╔══
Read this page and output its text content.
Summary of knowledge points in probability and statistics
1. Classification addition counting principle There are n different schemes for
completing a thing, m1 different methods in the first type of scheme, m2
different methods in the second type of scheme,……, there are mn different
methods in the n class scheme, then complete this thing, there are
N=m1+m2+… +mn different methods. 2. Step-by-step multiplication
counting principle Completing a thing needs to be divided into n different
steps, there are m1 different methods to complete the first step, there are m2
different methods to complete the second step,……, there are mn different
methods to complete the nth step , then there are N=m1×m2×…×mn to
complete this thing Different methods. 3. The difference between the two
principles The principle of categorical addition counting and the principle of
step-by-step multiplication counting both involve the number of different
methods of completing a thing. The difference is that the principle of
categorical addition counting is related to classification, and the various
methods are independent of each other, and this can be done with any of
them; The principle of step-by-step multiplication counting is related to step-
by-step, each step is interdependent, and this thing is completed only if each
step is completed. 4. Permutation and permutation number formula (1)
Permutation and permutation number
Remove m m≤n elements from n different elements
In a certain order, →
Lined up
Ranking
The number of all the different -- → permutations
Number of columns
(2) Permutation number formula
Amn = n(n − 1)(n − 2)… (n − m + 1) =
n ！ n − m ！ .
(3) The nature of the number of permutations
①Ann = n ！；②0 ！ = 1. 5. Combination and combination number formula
╚══
## Instruction
Extract, word for word, each line of the listing above.

## Correct output
Read this page and output its text content.
Summary of knowledge points in probability and statistics
1. Classification addition counting principle There are n different schemes for
completing a thing, m1 different methods in the first type of scheme, m2
different methods in the second type of scheme,……, there are mn different
methods in the n class scheme, then complete this thing, there are
N=m1+m2+… +mn different methods. 2. Step-by-step multiplication
counting principle Completing a thing needs to be divided into n different
steps, there are m1 different methods to complete the first step, there are m2
different methods to complete the second step,……, there are mn different
methods to complete the nth step , then there are N=m1×m2×…×mn to
complete this thing Different methods. 3. The difference between the two
principles The principle of categorical addition counting and the principle of
step-by-step multiplication counting both involve the number of different
methods of completing a thing. The difference is that the principle of
categorical addition counting is related to classification, and the various
methods are independent of each other, and this can be done with any of
them; The principle of step-by-step multiplication counting is related to step-
by-step, each step is interdependent, and this thing is completed only if each
step is completed. 4. Permutation and permutation number formula (1)
Permutation and permutation number
Remove m m≤n elements from n different elements
In a certain order, →
Lined up
Ranking
The number of all the different -- → permutations
Number of columns
(2) Permutation number formula
Amn = n(n − 1)(n − 2)… (n − m + 1) =
n ！ n − m ！ .
(3) The nature of the number of permutations
①Ann = n ！；②0 ！ = 1. 5. Combination and combination number formula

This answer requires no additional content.